Task material:
________________________

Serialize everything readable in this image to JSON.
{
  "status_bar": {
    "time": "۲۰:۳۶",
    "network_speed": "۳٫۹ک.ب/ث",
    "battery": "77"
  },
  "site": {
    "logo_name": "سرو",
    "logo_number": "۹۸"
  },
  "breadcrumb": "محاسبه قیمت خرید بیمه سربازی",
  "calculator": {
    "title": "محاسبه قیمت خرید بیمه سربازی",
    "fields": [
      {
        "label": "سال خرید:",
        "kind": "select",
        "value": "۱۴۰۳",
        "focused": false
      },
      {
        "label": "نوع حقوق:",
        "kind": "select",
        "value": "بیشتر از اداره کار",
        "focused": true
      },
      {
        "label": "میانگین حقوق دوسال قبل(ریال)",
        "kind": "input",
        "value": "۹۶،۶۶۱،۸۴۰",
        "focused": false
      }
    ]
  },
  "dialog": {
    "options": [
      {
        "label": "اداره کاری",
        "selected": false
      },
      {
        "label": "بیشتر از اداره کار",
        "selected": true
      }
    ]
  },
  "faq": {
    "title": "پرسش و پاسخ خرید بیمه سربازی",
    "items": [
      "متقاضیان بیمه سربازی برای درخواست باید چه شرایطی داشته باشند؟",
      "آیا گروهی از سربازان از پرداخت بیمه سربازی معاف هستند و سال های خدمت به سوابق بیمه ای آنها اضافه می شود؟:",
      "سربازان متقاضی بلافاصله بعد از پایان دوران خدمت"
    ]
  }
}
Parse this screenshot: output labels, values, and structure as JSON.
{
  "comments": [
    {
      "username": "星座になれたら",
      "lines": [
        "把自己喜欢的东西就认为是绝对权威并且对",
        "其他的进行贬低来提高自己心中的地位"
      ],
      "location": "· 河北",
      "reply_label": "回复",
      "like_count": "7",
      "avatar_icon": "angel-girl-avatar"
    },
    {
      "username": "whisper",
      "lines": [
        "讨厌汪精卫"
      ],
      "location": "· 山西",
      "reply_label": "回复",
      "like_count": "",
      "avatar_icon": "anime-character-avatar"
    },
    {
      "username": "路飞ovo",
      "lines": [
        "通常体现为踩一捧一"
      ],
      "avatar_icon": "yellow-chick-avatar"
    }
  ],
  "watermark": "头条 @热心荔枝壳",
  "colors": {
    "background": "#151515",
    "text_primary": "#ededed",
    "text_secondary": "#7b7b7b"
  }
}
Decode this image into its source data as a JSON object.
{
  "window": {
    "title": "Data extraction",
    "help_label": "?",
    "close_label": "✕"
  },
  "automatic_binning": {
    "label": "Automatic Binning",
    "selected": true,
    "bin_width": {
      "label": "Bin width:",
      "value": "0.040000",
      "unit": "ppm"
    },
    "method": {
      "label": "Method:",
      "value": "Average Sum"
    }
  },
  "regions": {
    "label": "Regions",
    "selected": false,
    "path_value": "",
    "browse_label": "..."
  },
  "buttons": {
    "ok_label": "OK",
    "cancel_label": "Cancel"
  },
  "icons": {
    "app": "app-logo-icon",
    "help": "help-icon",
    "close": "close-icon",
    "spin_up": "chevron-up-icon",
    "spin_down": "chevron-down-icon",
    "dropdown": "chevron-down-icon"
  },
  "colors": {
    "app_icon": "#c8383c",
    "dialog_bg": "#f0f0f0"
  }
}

________________________

Scan the entries above. Copy each line that has the string "false".

Output of the task:
        "focused": false
        "focused": false
        "selected": false
    "selected": false,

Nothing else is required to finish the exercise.